#### RECORDS TO PROCESS

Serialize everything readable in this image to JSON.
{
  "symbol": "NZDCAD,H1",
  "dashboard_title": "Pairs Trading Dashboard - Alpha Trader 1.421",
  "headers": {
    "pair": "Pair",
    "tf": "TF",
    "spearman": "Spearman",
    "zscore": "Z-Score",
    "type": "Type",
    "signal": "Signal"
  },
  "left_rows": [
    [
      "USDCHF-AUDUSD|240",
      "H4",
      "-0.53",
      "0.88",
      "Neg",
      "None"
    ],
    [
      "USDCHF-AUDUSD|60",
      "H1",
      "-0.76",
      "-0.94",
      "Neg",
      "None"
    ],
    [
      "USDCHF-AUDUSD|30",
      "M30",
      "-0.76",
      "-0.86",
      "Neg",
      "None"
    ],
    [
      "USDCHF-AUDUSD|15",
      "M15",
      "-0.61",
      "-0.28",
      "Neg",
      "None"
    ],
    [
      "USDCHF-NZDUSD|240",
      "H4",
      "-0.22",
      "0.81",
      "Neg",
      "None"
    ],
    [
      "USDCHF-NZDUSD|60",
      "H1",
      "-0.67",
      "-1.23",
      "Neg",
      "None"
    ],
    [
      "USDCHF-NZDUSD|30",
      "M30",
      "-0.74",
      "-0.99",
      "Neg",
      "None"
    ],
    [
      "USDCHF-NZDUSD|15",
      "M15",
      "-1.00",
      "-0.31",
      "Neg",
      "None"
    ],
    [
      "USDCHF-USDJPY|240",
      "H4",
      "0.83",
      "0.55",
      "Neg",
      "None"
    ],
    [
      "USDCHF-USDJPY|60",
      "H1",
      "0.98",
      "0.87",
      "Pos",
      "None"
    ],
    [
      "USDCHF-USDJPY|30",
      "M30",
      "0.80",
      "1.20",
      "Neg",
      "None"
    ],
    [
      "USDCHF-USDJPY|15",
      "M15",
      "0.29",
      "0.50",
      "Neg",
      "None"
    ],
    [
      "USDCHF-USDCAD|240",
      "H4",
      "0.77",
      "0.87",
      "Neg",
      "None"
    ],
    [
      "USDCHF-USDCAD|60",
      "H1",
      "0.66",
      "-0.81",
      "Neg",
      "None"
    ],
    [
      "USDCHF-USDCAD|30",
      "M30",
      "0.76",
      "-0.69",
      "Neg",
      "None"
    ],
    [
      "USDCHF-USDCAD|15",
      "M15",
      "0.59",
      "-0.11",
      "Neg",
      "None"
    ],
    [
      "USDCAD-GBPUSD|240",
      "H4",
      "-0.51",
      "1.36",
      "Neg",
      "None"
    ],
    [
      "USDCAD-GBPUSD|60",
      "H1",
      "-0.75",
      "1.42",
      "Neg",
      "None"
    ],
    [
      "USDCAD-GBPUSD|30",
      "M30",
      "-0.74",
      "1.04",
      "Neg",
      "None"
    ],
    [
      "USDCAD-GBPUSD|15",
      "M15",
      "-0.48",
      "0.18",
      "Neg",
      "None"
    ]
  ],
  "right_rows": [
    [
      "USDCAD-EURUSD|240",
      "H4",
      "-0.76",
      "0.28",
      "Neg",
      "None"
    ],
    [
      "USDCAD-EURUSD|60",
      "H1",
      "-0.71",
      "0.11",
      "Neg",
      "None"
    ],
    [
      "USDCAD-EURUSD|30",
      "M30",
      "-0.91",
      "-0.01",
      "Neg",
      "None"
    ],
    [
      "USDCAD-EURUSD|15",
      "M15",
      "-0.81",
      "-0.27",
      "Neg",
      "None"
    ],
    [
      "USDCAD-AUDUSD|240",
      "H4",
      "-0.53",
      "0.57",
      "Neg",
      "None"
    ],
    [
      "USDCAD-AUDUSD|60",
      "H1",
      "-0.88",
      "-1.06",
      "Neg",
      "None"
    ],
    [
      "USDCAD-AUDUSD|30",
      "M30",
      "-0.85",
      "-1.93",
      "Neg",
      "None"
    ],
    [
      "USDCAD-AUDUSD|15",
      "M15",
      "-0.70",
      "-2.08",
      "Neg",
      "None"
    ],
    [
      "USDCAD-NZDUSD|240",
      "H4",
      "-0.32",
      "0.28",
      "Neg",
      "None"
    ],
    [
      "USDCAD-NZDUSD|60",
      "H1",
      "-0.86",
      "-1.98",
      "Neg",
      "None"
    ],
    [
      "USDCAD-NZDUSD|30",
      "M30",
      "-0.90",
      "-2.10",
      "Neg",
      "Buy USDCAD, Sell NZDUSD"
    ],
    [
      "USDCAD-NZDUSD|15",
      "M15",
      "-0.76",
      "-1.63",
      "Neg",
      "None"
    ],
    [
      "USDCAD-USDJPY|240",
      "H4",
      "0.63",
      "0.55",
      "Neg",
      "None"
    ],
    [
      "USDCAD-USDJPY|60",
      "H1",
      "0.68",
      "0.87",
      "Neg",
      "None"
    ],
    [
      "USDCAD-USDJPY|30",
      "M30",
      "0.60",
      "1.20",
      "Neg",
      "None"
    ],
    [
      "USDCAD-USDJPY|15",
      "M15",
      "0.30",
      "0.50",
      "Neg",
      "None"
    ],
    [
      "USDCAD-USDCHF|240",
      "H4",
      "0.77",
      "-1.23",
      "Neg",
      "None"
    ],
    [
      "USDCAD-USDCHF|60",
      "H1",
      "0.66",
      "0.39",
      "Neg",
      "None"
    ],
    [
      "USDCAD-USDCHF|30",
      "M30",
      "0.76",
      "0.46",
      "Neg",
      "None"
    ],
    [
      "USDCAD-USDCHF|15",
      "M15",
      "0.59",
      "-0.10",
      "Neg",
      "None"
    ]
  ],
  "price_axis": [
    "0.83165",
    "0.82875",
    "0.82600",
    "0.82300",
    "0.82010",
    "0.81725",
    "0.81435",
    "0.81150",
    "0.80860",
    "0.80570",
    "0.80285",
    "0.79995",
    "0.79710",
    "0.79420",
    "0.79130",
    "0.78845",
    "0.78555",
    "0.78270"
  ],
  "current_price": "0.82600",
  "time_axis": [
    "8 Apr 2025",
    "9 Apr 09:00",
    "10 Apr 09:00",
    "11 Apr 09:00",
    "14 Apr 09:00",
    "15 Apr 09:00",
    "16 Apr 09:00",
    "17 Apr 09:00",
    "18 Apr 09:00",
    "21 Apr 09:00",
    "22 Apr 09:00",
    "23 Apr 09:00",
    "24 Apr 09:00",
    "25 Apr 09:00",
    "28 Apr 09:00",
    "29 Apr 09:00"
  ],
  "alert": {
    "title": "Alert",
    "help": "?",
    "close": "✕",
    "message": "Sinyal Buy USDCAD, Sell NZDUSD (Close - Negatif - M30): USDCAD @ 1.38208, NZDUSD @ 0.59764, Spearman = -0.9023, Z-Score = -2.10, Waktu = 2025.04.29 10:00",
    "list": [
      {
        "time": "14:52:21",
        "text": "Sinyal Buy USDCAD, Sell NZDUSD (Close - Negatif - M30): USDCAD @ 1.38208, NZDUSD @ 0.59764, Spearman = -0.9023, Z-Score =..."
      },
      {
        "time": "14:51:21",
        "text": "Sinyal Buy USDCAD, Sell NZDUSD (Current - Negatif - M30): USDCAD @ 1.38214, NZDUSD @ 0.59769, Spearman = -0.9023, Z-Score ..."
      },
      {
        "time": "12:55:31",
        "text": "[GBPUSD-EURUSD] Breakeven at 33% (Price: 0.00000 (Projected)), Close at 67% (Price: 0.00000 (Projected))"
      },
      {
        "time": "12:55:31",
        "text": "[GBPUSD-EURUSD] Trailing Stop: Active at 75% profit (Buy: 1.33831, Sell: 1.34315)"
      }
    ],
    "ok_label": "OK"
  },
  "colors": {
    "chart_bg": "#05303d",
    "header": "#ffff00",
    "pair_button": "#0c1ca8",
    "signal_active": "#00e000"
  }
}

########

WHAT IS ASKED
Copy out the lines in which the string "NZDUSD" appears.

ANSWER
      "USDCHF-NZDUSD|240",
      "USDCHF-NZDUSD|60",
      "USDCHF-NZDUSD|30",
      "USDCHF-NZDUSD|15",
      "USDCAD-NZDUSD|240",
      "USDCAD-NZDUSD|60",
      "USDCAD-NZDUSD|30",
      "Buy USDCAD, Sell NZDUSD"
      "USDCAD-NZDUSD|15",
    "message": "Sinyal Buy USDCAD, Sell NZDUSD (Close - Negatif - M30): USDCAD @ 1.38208, NZDUSD @ 0.59764, Spearman = -0.9023, Z-Score = -2.10, Waktu = 2025.04.29 10:00",
        "text": "Sinyal Buy USDCAD, Sell NZDUSD (Close - Negatif - M30): USDCAD @ 1.38208, NZDUSD @ 0.59764, Spearman = -0.9023, Z-Score =..."
        "text": "Sinyal Buy USDCAD, Sell NZDUSD (Current - Negatif - M30): USDCAD @ 1.38214, NZDUSD @ 0.59769, Spearman = -0.9023, Z-Score ..."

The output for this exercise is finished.